> [What the exercise asks]
Search the material below for the string "Vaste" and list each line that holds it.

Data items

◆ ◆ ◆ ◆ ◆

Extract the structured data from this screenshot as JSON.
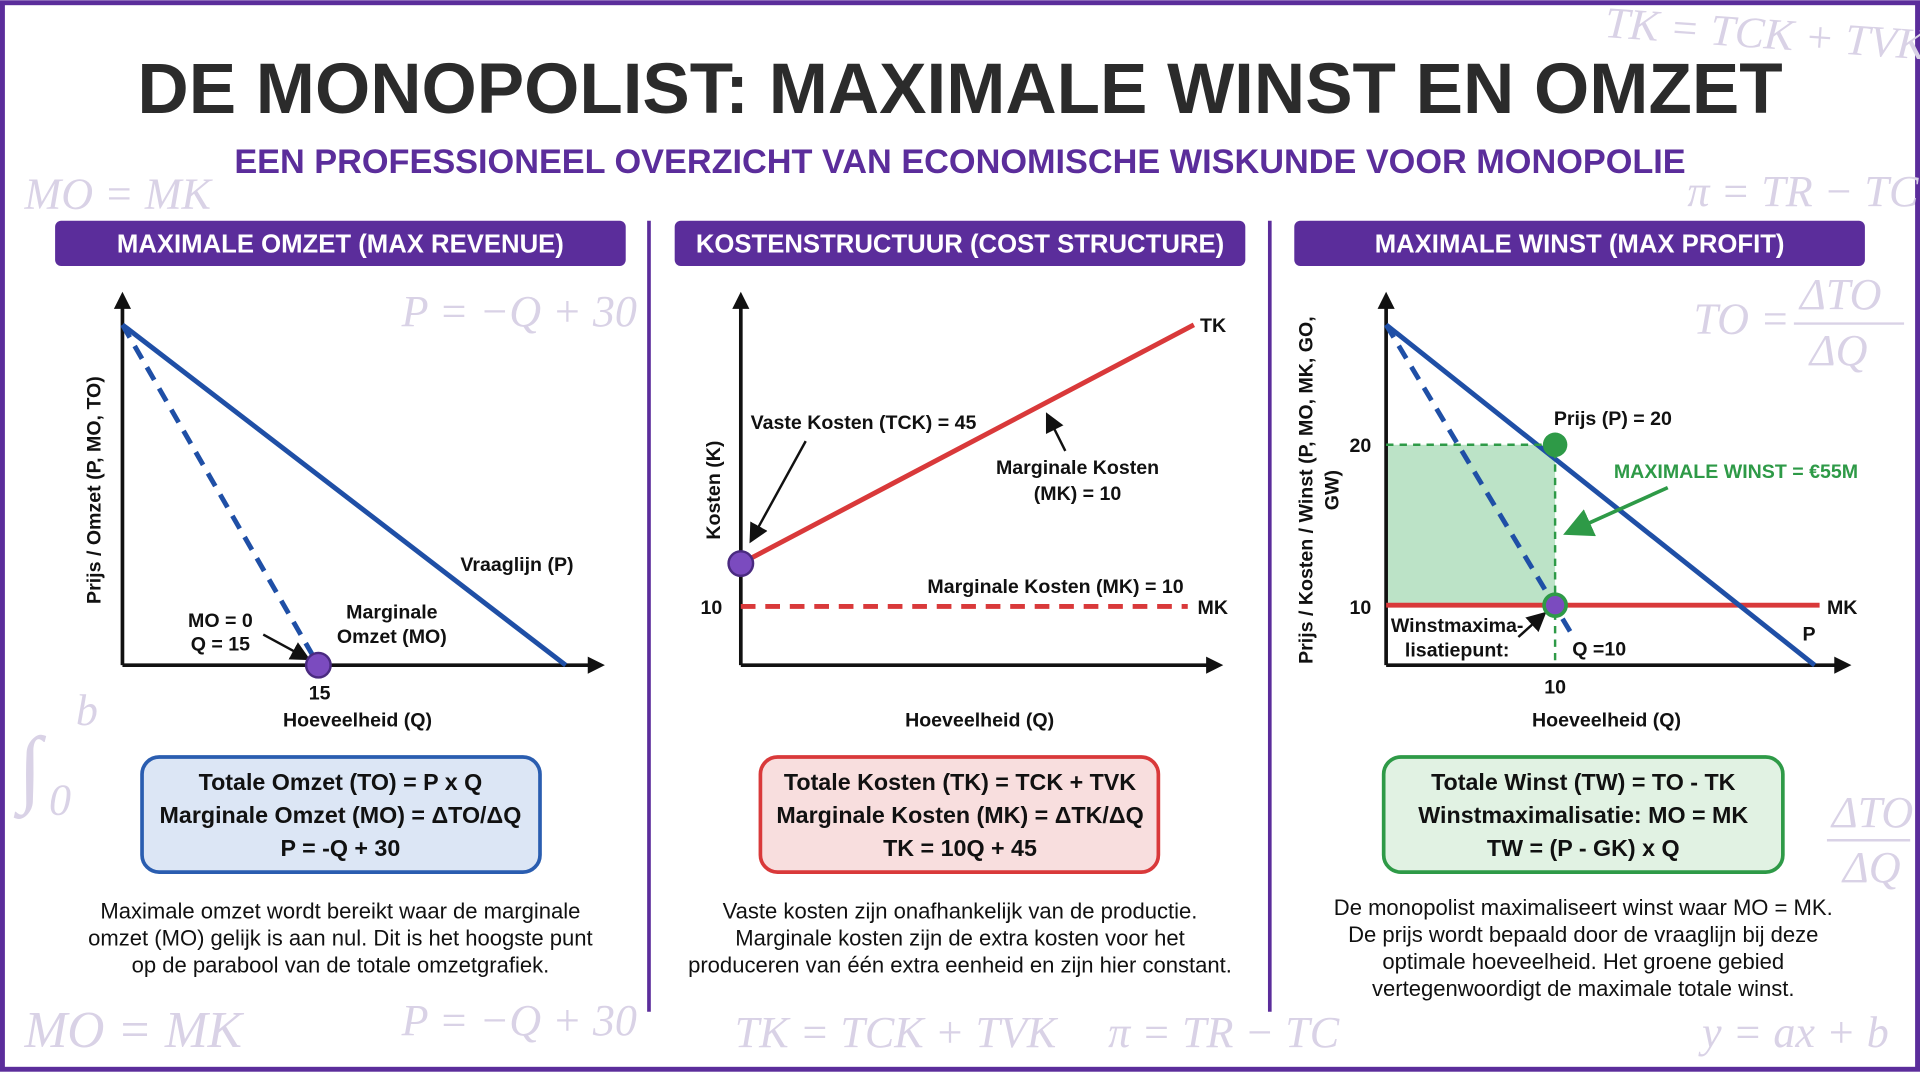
{
  "header": {
    "title": "DE MONOPOLIST: MAXIMALE WINST EN OMZET",
    "subtitle": "EEN PROFESSIONEEL OVERZICHT VAN ECONOMISCHE WISKUNDE VOOR MONOPOLIE"
  },
  "background_formulas": [
    "TK = TCK + TVK",
    "MO = MK",
    "π = TR − TC",
    "P = −Q + 30",
    "TO =",
    "ΔTO",
    "ΔQ",
    "∫",
    "b",
    "0",
    "ΔTO",
    "ΔQ",
    "MO = MK",
    "P = −Q + 30",
    "TK = TCK + TVK",
    "π = TR − TC",
    "y = ax + b"
  ],
  "panels": [
    {
      "title": "MAXIMALE OMZET (MAX REVENUE)",
      "y_axis": "Prijs / Omzet (P, MO, TO)",
      "x_axis": "Hoeveelheid (Q)",
      "labels": [
        "Vraaglijn (P)",
        "Marginale",
        "Omzet (MO)",
        "MO = 0",
        "Q = 15",
        "15"
      ],
      "formulas": [
        "Totale Omzet (TO) = P x Q",
        "Marginale Omzet (MO) = ΔTO/ΔQ",
        "P = -Q + 30"
      ],
      "description": [
        "Maximale omzet wordt bereikt waar de marginale",
        "omzet (MO) gelijk is aan nul. Dit is het hoogste punt",
        "op de parabool van de totale omzetgrafiek."
      ]
    },
    {
      "title": "KOSTENSTRUCTUUR (COST STRUCTURE)",
      "y_axis": "Kosten (K)",
      "x_axis": "Hoeveelheid (Q)",
      "labels": [
        "TK",
        "Vaste Kosten (TCK) = 45",
        "Marginale Kosten",
        "(MK) = 10",
        "Marginale Kosten (MK) = 10",
        "MK",
        "10"
      ],
      "formulas": [
        "Totale Kosten (TK) = TCK + TVK",
        "Marginale Kosten (MK) = ΔTK/ΔQ",
        "TK = 10Q + 45"
      ],
      "description": [
        "Vaste kosten zijn onafhankelijk van de productie.",
        "Marginale kosten zijn de extra kosten voor het",
        "produceren van één extra eenheid en zijn hier constant."
      ]
    },
    {
      "title": "MAXIMALE WINST (MAX PROFIT)",
      "y_axis": [
        "Prijs / Kosten / Winst (P, MO, MK, GO,",
        "GW)"
      ],
      "x_axis": "Hoeveelheid (Q)",
      "labels": [
        "Prijs (P) = 20",
        "MAXIMALE WINST = €55M",
        "20",
        "10",
        "MK",
        "P",
        "Winstmaxima-",
        "lisatiepunt:",
        "Q =10",
        "10"
      ],
      "formulas": [
        "Totale Winst (TW) = TO - TK",
        "Winstmaximalisatie: MO = MK",
        "TW = (P - GK) x Q"
      ],
      "description": [
        "De monopolist maximaliseert winst waar MO = MK.",
        "De prijs wordt bepaald door de vraaglijn bij deze",
        "optimale hoeveelheid. Het groene gebied",
        "vertegenwoordigt de maximale totale winst."
      ]
    }
  ]
}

◆ ◆ ◆ ◆ ◆

> [Exercise solution]
        "Vaste Kosten (TCK) = 45",
        "Vaste kosten zijn onafhankelijk van de productie.",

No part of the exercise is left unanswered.